Exercises to complete
**1)** Translate into French the sentence "Such aggregation paints a misleading picture of the institutional investor’s actual economic interest." from the excerpt below on institutional investors’ holdings in airlines.
**2)** Print the part of the excerpt on institutional investors’ holdings below starting with "Of course, to" and going on through "studies fall short.".

Selected excerpt
Of course, to demonstrate “empirically” that institutional investors’ “economic interests” influence their portfolio companies’ “product market behavior” (i.e., cause the companies to charge higher prices, etc.), researchers would need to (1) correctly identify institutional investors’ economic interests with respect to their portfolio firms’ product market behavior, and (2) establish that those interests cause firms to act as they do. On those crucial tasks, the airline and banking studies fall short.

In assessing institutional investors’ economic interests, the studies have assumed that if an institutional investor reports holding a similar percentage of each firm in a market—say, five percent of the stock of each major airline—then it must have an “economic interest” in maximizing industry rather than own-firm profits. Such an assumption is unwarranted. That is because each institutional investor’s reported holdings, set forth on forms it must submit under Section 13(f) of the Securities Exchange Act, aggregate its holdings across all its funds. Such aggregation paints a misleading picture of the institutional investor’s actual economic interest.

For example, while Vanguard’s Section 13(f) filing reports ownership of a similar percentage of American, Delta, Southwest, and United Airlines—suggesting an economic interest in industry profit maximization—the picture looks very different at the individual fund level:

  • Vanguard’s Value Index Fund (VIVAX) holds significant stakes in American, Delta, and United (0.46%, 0.45%, and 0.42%, respectively) but holds no Southwest stock. VIVAX does best if United, American, and Delta usurp business from Southwest.
  • Vanguard’s Growth Index Fund (VIGRX) holds a significant stake in Southwest (0.59%) but holds no stake in American, Delta, or United. Investors in VIGRX would prefer that Southwest win business from American, Delta, and United.
  • Vanguard’s Mid-Cap Index Fund (VIMSX) and Mid-Cap Value Index Fund (VMVIX) hold significant stakes in United (1.00% and 0.321%, respectively) but hold no stock in American, Delta, or Southwest. Investors in VIMSX and VMVIX would prefer that United win business from American, Delta, and Southwest.
  • Vanguard’s PRIMECAP Core Fund (VPCCX) holds stakes in all four major airlines, but its share of Southwest (1.49%) is twice its share of American (0.72%), nearly four times its share of United (0.38%), and seven-and-a-half times its share of Delta (0.198%). Investors in VPCCX would prefer that Southwest grow at the expense of American, United, and Delta. They would also prefer that American win business from United and Delta, and that United win business from Delta.

We could go on, but the point should be clear: Because returns to retail investors in the funds of Vanguard and similar institutions turn on fund performance, the competitive outcome that maximizes retail investors’ profits will differ among funds.

Entries provided
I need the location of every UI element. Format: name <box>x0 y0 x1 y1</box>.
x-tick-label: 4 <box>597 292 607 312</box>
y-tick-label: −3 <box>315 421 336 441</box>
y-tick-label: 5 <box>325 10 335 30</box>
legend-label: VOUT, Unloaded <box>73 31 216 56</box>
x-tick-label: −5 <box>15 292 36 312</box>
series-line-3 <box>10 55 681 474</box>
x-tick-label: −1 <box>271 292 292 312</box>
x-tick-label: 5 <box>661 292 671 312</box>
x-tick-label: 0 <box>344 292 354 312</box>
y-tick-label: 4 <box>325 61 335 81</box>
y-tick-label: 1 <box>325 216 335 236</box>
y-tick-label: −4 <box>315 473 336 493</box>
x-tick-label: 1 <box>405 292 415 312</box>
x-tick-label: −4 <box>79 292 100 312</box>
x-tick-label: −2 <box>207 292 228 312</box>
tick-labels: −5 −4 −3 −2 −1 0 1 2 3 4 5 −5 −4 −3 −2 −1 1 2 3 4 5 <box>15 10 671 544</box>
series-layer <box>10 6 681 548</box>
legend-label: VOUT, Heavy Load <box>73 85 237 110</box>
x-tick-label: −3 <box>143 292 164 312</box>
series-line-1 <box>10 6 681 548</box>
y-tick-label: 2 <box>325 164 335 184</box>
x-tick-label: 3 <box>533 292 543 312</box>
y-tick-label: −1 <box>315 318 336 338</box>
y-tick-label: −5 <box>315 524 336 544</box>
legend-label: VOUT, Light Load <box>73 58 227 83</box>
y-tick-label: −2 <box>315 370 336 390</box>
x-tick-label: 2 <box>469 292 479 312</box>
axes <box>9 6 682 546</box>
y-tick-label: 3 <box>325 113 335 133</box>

Task responses
**1)** Une telle agrégation donne une image trompeuse de l’intérêt économique réel de l’investisseur institutionnel.

**2)**
Of course, to demonstrate “empirically” that institutional investors’ “economic interests” influence their portfolio companies’ “product market behavior” (i.e., cause the companies to charge higher prices, etc.), researchers would need to (1) correctly identify institutional investors’ economic interests with respect to their portfolio firms’ product market behavior, and (2) establish that those interests cause firms to act as they do. On those crucial tasks, the airline and banking studies fall short.